* [WHAT IS EXPECTED] Write out the records that appear below, verbatim and complete, but without pictures.

* [INPUT]
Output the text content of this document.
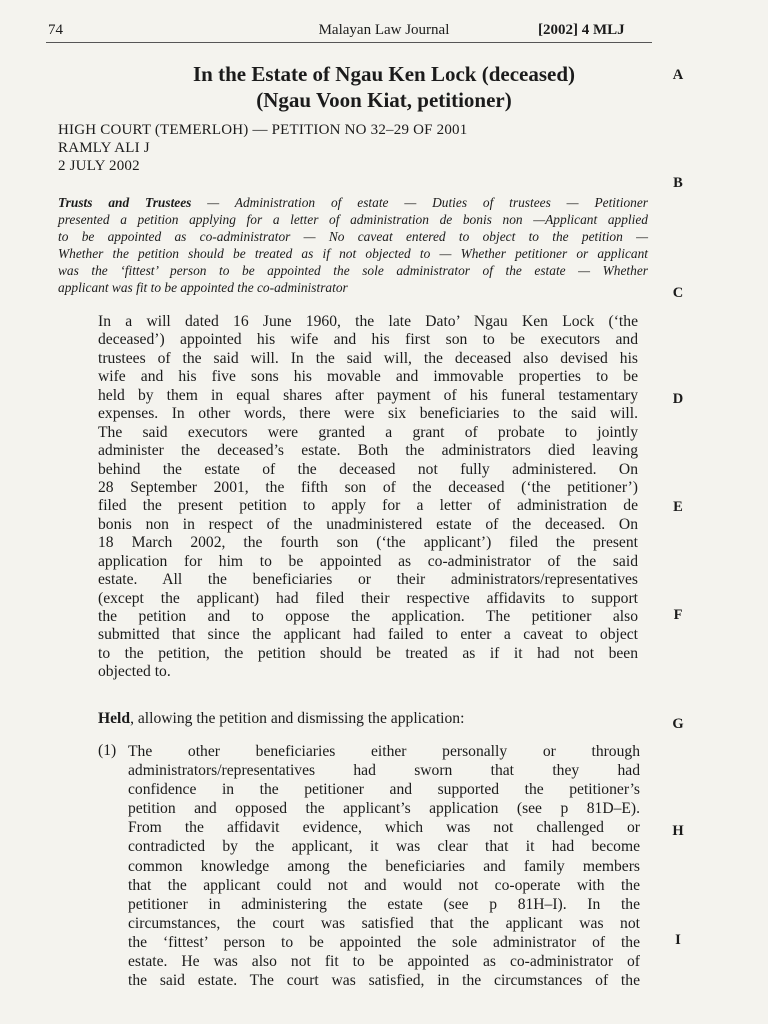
74	Malayan Law Journal	[2002] 4 MLJ
In the Estate of Ngau Ken Lock (deceased)
(Ngau Voon Kiat, petitioner)
HIGH COURT (TEMERLOH) — PETITION NO 32–29 OF 2001
RAMLY ALI J
2 JULY 2002
Trusts and Trustees — Administration of estate — Duties of trustees — Petitioner
presented a petition applying for a letter of administration de bonis non —Applicant applied
to be appointed as co-administrator — No caveat entered to object to the petition —
Whether the petition should be treated as if not objected to — Whether petitioner or applicant
was the ‘fittest’ person to be appointed the sole administrator of the estate — Whether
applicant was fit to be appointed the co-administrator
In a will dated 16 June 1960, the late Dato’ Ngau Ken Lock (‘the
deceased’) appointed his wife and his first son to be executors and
trustees of the said will. In the said will, the deceased also devised his
wife and his five sons his movable and immovable properties to be
held by them in equal shares after payment of his funeral testamentary
expenses. In other words, there were six beneficiaries to the said will.
The said executors were granted a grant of probate to jointly
administer the deceased’s estate. Both the administrators died leaving
behind the estate of the deceased not fully administered. On
28 September 2001, the fifth son of the deceased (‘the petitioner’)
filed the present petition to apply for a letter of administration de
bonis non in respect of the unadministered estate of the deceased. On
18 March 2002, the fourth son (‘the applicant’) filed the present
application for him to be appointed as co-administrator of the said
estate. All the beneficiaries or their administrators/representatives
(except the applicant) had filed their respective affidavits to support
the petition and to oppose the application. The petitioner also
submitted that since the applicant had failed to enter a caveat to object
to the petition, the petition should be treated as if it had not been
objected to.
Held, allowing the petition and dismissing the application:
(1) The other beneficiaries either personally or through
administrators/representatives had sworn that they had
confidence in the petitioner and supported the petitioner’s
petition and opposed the applicant’s application (see p 81D–E).
From the affidavit evidence, which was not challenged or
contradicted by the applicant, it was clear that it had become
common knowledge among the beneficiaries and family members
that the applicant could not and would not co-operate with the
petitioner in administering the estate (see p 81H–I). In the
circumstances, the court was satisfied that the applicant was not
the ‘fittest’ person to be appointed the sole administrator of the
estate. He was also not fit to be appointed as co-administrator of
the said estate. The court was satisfied, in the circumstances of the
A
B
C
D
E
F
G
H
I
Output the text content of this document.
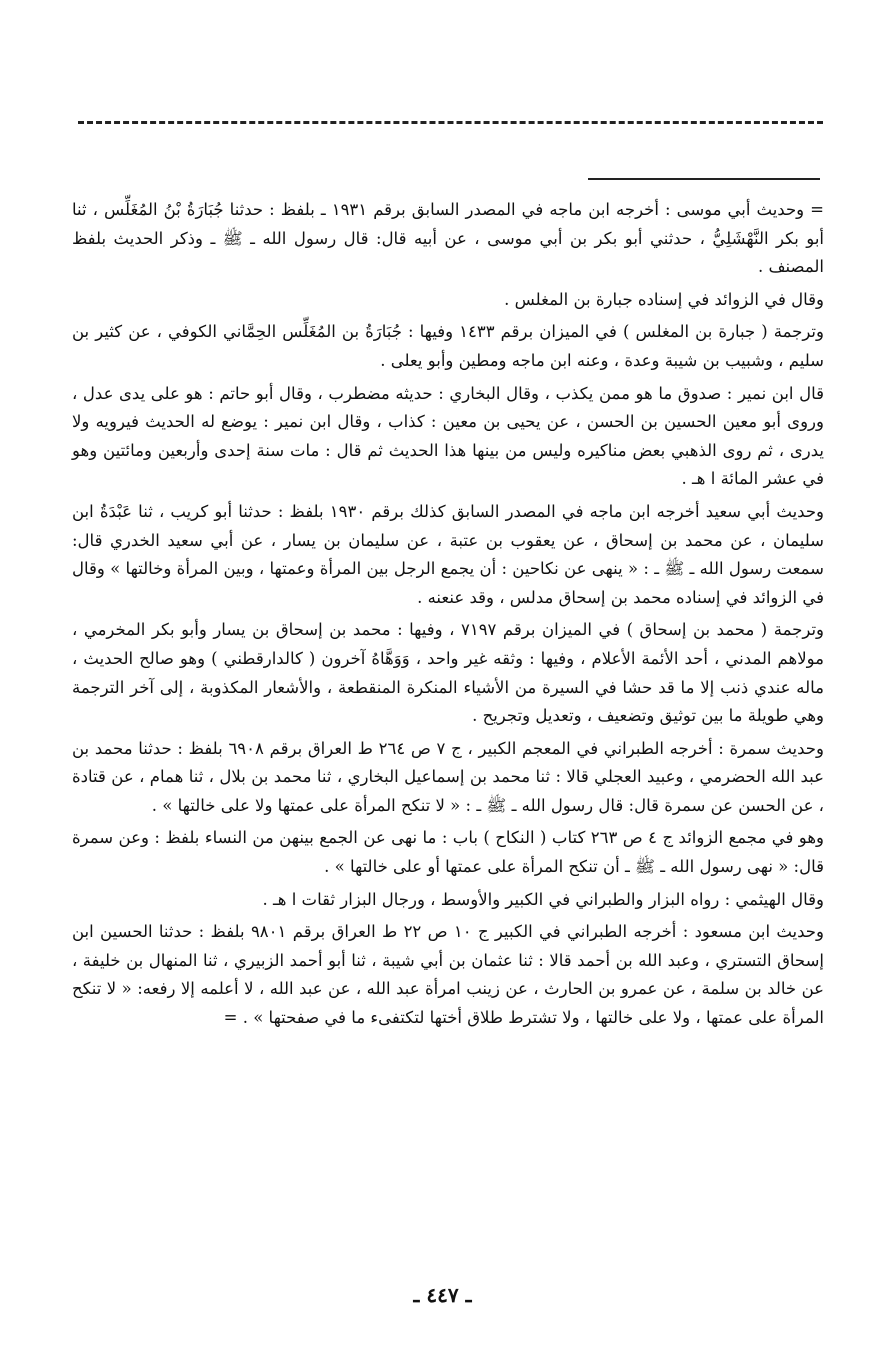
= وحديث أبي موسى : أخرجه ابن ماجه في المصدر السابق برقم ١٩٣١ ـ بلفظ : حدثنا جُبَارَةُ بْنُ المُغَلِّس ، ثنا أبو بكر النَّهْشَلِيُّ ، حدثني أبو بكر بن أبي موسى ، عن أبيه قال: قال رسول الله ـ ﷺ ـ وذكر الحديث بلفظ المصنف .

وقال في الزوائد في إسناده جبارة بن المغلس .

وترجمة ( جبارة بن المغلس ) في الميزان برقم ١٤٣٣ وفيها : جُبَارَةُ بن المُغَلِّس الحِمَّاني الكوفي ، عن كثير بن سليم ، وشبيب بن شيبة وعدة ، وعنه ابن ماجه ومطين وأبو يعلى .

قال ابن نمير : صدوق ما هو ممن يكذب ، وقال البخاري : حديثه مضطرب ، وقال أبو حاتم : هو على يدى عدل ، وروى أبو معين الحسين بن الحسن ، عن يحيى بن معين : كذاب ، وقال ابن نمير : يوضع له الحديث فيرويه ولا يدرى ، ثم روى الذهبي بعض مناكيره وليس من بينها هذا الحديث ثم قال : مات سنة إحدى وأربعين ومائتين وهو في عشر المائة ا هـ .

وحديث أبي سعيد أخرجه ابن ماجه في المصدر السابق كذلك برقم ١٩٣٠ بلفظ : حدثنا أبو كريب ، ثنا عَبْدَةُ ابن سليمان ، عن محمد بن إسحاق ، عن يعقوب بن عتبة ، عن سليمان بن يسار ، عن أبي سعيد الخدري قال: سمعت رسول الله ـ ﷺ ـ : « ينهى عن نكاحين : أن يجمع الرجل بين المرأة وعمتها ، وبين المرأة وخالتها » وقال في الزوائد في إسناده محمد بن إسحاق مدلس ، وقد عنعنه .

وترجمة ( محمد بن إسحاق ) في الميزان برقم ٧١٩٧ ، وفيها : محمد بن إسحاق بن يسار وأبو بكر المخرمي ، مولاهم المدني ، أحد الأئمة الأعلام ، وفيها : وثقه غير واحد ، وَوَهَّاهُ آخرون ( كالدارقطني ) وهو صالح الحديث ، ماله عندي ذنب إلا ما قد حشا في السيرة من الأشياء المنكرة المنقطعة ، والأشعار المكذوبة ، إلى آخر الترجمة وهي طويلة ما بين توثيق وتضعيف ، وتعديل وتجريح .

وحديث سمرة : أخرجه الطبراني في المعجم الكبير ، ج ٧ ص ٢٦٤ ط العراق برقم ٦٩٠٨ بلفظ : حدثنا محمد بن عبد الله الحضرمي ، وعبيد العجلي قالا : ثنا محمد بن إسماعيل البخاري ، ثنا محمد بن بلال ، ثنا همام ، عن قتادة ، عن الحسن عن سمرة قال: قال رسول الله ـ ﷺ ـ : « لا تنكح المرأة على عمتها ولا على خالتها » .

وهو في مجمع الزوائد ج ٤ ص ٢٦٣ كتاب ( النكاح ) باب : ما نهى عن الجمع بينهن من النساء بلفظ : وعن سمرة قال: « نهى رسول الله ـ ﷺ ـ أن تنكح المرأة على عمتها أو على خالتها » .

وقال الهيثمي : رواه البزار والطبراني في الكبير والأوسط ، ورجال البزار ثقات ا هـ .

وحديث ابن مسعود : أخرجه الطبراني في الكبير ج ١٠ ص ٢٢ ط العراق برقم ٩٨٠١ بلفظ : حدثنا الحسين ابن إسحاق التستري ، وعبد الله بن أحمد قالا : ثنا عثمان بن أبي شيبة ، ثنا أبو أحمد الزبيري ، ثنا المنهال بن خليفة ، عن خالد بن سلمة ، عن عمرو بن الحارث ، عن زينب امرأة عبد الله ، عن عبد الله ، لا أعلمه إلا رفعه: « لا تنكح المرأة على عمتها ، ولا على خالتها ، ولا تشترط طلاق أختها لتكتفىء ما في صفحتها » . =

ـ ٤٤٧ ـ
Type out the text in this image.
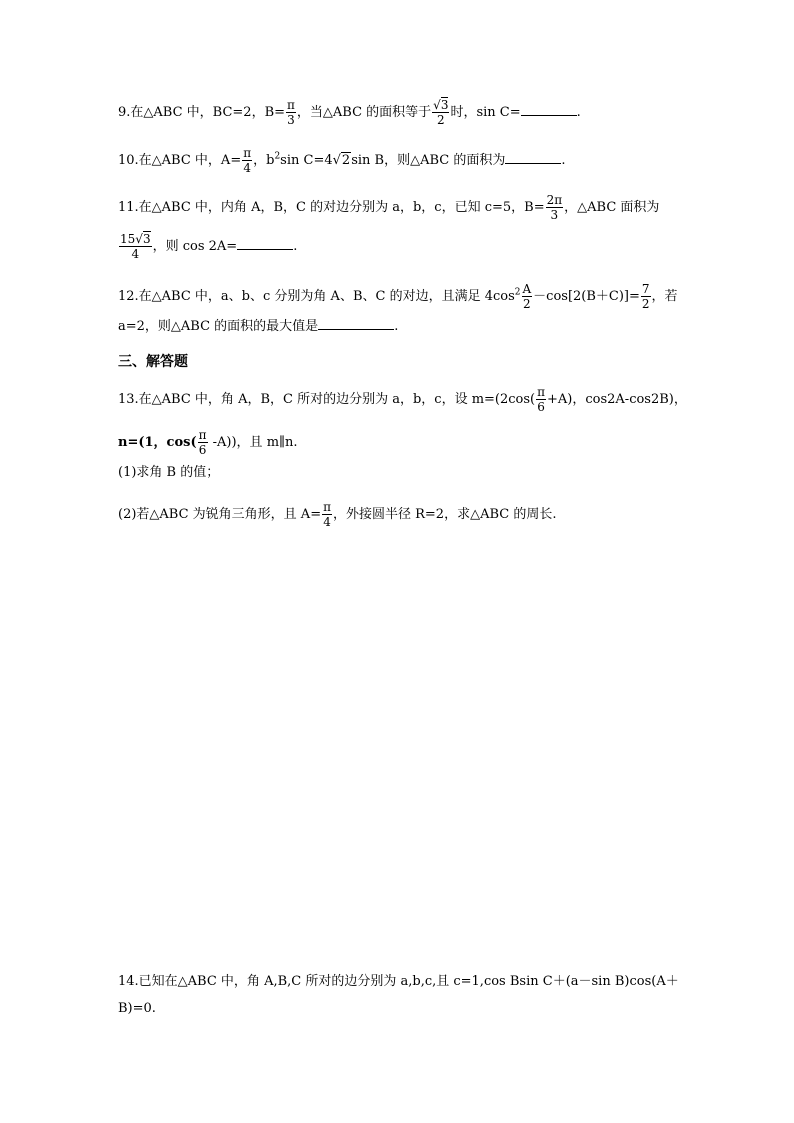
9.在△ABC 中，BC=2，$B= \frac{\pi}{3}$ ，当△ABC 的面积等于 $\frac{√3}{2}$ 时，sin C=	.
10.在△ABC 中，$A= \frac{\pi}{4}$ ，$b^2\sin$ C=4√2sin B，则△ABC 的面积为	.
11.在△ABC 中，内角 A，B，C 的对边分别为 a，b，c，已知 c=5，$B= \frac{2\pi}{3}$ ，△ABC 面积为
$\frac{15√3}{4}$ ，则 cos 2A=	.
12.在△ABC 中，a、b、c 分别为角 A、B、C 的对边，且满足 $4\cos^2 \frac{A}{2} -\cos[2(B+C)]= \frac{7}{2}$ ，若
a=2，则△ABC 的面积的最大值是	.
三、解答题
13.在△ABC 中，角 A，B，C 所对的边分别为 a，b，c，设 $m=(2\cos( \frac{\pi}{6} +A)$，cos2A-cos2B)，
n=(1，$\cos( \frac{\pi}{6} -A)$)，且 m∥n.
(1)求角 B 的值；
(2)若△ABC 为锐角三角形，且 $A= \frac{\pi}{4}$ ，外接圆半径 R=2，求△ABC 的周长.
14.已知在△ABC 中，角 A,B,C 所对的边分别为 a,b,c,且 c=1,cos Bsin C＋(a－sin B)cos(A＋
B)=0.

* [SOLUTION]
Output the text content of this document.
74	Malayan Law Journal	[2002] 4 MLJ
In the Estate of Ngau Ken Lock (deceased)
(Ngau Voon Kiat, petitioner)
HIGH COURT (TEMERLOH) — PETITION NO 32–29 OF 2001
RAMLY ALI J
2 JULY 2002
Trusts and Trustees — Administration of estate — Duties of trustees — Petitioner
presented a petition applying for a letter of administration de bonis non —Applicant applied
to be appointed as co-administrator — No caveat entered to object to the petition —
Whether the petition should be treated as if not objected to — Whether petitioner or applicant
was the ‘fittest’ person to be appointed the sole administrator of the estate — Whether
applicant was fit to be appointed the co-administrator
In a will dated 16 June 1960, the late Dato’ Ngau Ken Lock (‘the
deceased’) appointed his wife and his first son to be executors and
trustees of the said will. In the said will, the deceased also devised his
wife and his five sons his movable and immovable properties to be
held by them in equal shares after payment of his funeral testamentary
expenses. In other words, there were six beneficiaries to the said will.
The said executors were granted a grant of probate to jointly
administer the deceased’s estate. Both the administrators died leaving
behind the estate of the deceased not fully administered. On
28 September 2001, the fifth son of the deceased (‘the petitioner’)
filed the present petition to apply for a letter of administration de
bonis non in respect of the unadministered estate of the deceased. On
18 March 2002, the fourth son (‘the applicant’) filed the present
application for him to be appointed as co-administrator of the said
estate. All the beneficiaries or their administrators/representatives
(except the applicant) had filed their respective affidavits to support
the petition and to oppose the application. The petitioner also
submitted that since the applicant had failed to enter a caveat to object
to the petition, the petition should be treated as if it had not been
objected to.
Held, allowing the petition and dismissing the application:
(1) The other beneficiaries either personally or through
administrators/representatives had sworn that they had
confidence in the petitioner and supported the petitioner’s
petition and opposed the applicant’s application (see p 81D–E).
From the affidavit evidence, which was not challenged or
contradicted by the applicant, it was clear that it had become
common knowledge among the beneficiaries and family members
that the applicant could not and would not co-operate with the
petitioner in administering the estate (see p 81H–I). In the
circumstances, the court was satisfied that the applicant was not
the ‘fittest’ person to be appointed the sole administrator of the
estate. He was also not fit to be appointed as co-administrator of
the said estate. The court was satisfied, in the circumstances of the
A
B
C
D
E
F
G
H
I
Output the text content of this document.
= وحديث أبي موسى : أخرجه ابن ماجه في المصدر السابق برقم ١٩٣١ ـ بلفظ : حدثنا جُبَارَةُ بْنُ المُغَلِّس ، ثنا أبو بكر النَّهْشَلِيُّ ، حدثني أبو بكر بن أبي موسى ، عن أبيه قال: قال رسول الله ـ ﷺ ـ وذكر الحديث بلفظ المصنف .

وقال في الزوائد في إسناده جبارة بن المغلس .

وترجمة ( جبارة بن المغلس ) في الميزان برقم ١٤٣٣ وفيها : جُبَارَةُ بن المُغَلِّس الحِمَّاني الكوفي ، عن كثير بن سليم ، وشبيب بن شيبة وعدة ، وعنه ابن ماجه ومطين وأبو يعلى .

قال ابن نمير : صدوق ما هو ممن يكذب ، وقال البخاري : حديثه مضطرب ، وقال أبو حاتم : هو على يدى عدل ، وروى أبو معين الحسين بن الحسن ، عن يحيى بن معين : كذاب ، وقال ابن نمير : يوضع له الحديث فيرويه ولا يدرى ، ثم روى الذهبي بعض مناكيره وليس من بينها هذا الحديث ثم قال : مات سنة إحدى وأربعين ومائتين وهو في عشر المائة ا هـ .

وحديث أبي سعيد أخرجه ابن ماجه في المصدر السابق كذلك برقم ١٩٣٠ بلفظ : حدثنا أبو كريب ، ثنا عَبْدَةُ ابن سليمان ، عن محمد بن إسحاق ، عن يعقوب بن عتبة ، عن سليمان بن يسار ، عن أبي سعيد الخدري قال: سمعت رسول الله ـ ﷺ ـ : « ينهى عن نكاحين : أن يجمع الرجل بين المرأة وعمتها ، وبين المرأة وخالتها » وقال في الزوائد في إسناده محمد بن إسحاق مدلس ، وقد عنعنه .

وترجمة ( محمد بن إسحاق ) في الميزان برقم ٧١٩٧ ، وفيها : محمد بن إسحاق بن يسار وأبو بكر المخرمي ، مولاهم المدني ، أحد الأئمة الأعلام ، وفيها : وثقه غير واحد ، وَوَهَّاهُ آخرون ( كالدارقطني ) وهو صالح الحديث ، ماله عندي ذنب إلا ما قد حشا في السيرة من الأشياء المنكرة المنقطعة ، والأشعار المكذوبة ، إلى آخر الترجمة وهي طويلة ما بين توثيق وتضعيف ، وتعديل وتجريح .

وحديث سمرة : أخرجه الطبراني في المعجم الكبير ، ج ٧ ص ٢٦٤ ط العراق برقم ٦٩٠٨ بلفظ : حدثنا محمد بن عبد الله الحضرمي ، وعبيد العجلي قالا : ثنا محمد بن إسماعيل البخاري ، ثنا محمد بن بلال ، ثنا همام ، عن قتادة ، عن الحسن عن سمرة قال: قال رسول الله ـ ﷺ ـ : « لا تنكح المرأة على عمتها ولا على خالتها » .

وهو في مجمع الزوائد ج ٤ ص ٢٦٣ كتاب ( النكاح ) باب : ما نهى عن الجمع بينهن من النساء بلفظ : وعن سمرة قال: « نهى رسول الله ـ ﷺ ـ أن تنكح المرأة على عمتها أو على خالتها » .

وقال الهيثمي : رواه البزار والطبراني في الكبير والأوسط ، ورجال البزار ثقات ا هـ .

وحديث ابن مسعود : أخرجه الطبراني في الكبير ج ١٠ ص ٢٢ ط العراق برقم ٩٨٠١ بلفظ : حدثنا الحسين ابن إسحاق التستري ، وعبد الله بن أحمد قالا : ثنا عثمان بن أبي شيبة ، ثنا أبو أحمد الزبيري ، ثنا المنهال بن خليفة ، عن خالد بن سلمة ، عن عمرو بن الحارث ، عن زينب امرأة عبد الله ، عن عبد الله ، لا أعلمه إلا رفعه: « لا تنكح المرأة على عمتها ، ولا على خالتها ، ولا تشترط طلاق أختها لتكتفىء ما في صفحتها » . =

ـ ٤٤٧ ـ
Type out the text in this image.
9.在△ABC 中，BC=2，$B= \frac{\pi}{3}$ ，当△ABC 的面积等于 $\frac{√3}{2}$ 时，sin C=	.
10.在△ABC 中，$A= \frac{\pi}{4}$ ，$b^2\sin$ C=4√2sin B，则△ABC 的面积为	.
11.在△ABC 中，内角 A，B，C 的对边分别为 a，b，c，已知 c=5，$B= \frac{2\pi}{3}$ ，△ABC 面积为
$\frac{15√3}{4}$ ，则 cos 2A=	.
12.在△ABC 中，a、b、c 分别为角 A、B、C 的对边，且满足 $4\cos^2 \frac{A}{2} -\cos[2(B+C)]= \frac{7}{2}$ ，若
a=2，则△ABC 的面积的最大值是	.
三、解答题
13.在△ABC 中，角 A，B，C 所对的边分别为 a，b，c，设 $m=(2\cos( \frac{\pi}{6} +A)$，cos2A-cos2B)，
n=(1，$\cos( \frac{\pi}{6} -A)$)，且 m∥n.
(1)求角 B 的值；
(2)若△ABC 为锐角三角形，且 $A= \frac{\pi}{4}$ ，外接圆半径 R=2，求△ABC 的周长.
14.已知在△ABC 中，角 A,B,C 所对的边分别为 a,b,c,且 c=1,cos Bsin C＋(a－sin B)cos(A＋
B)=0.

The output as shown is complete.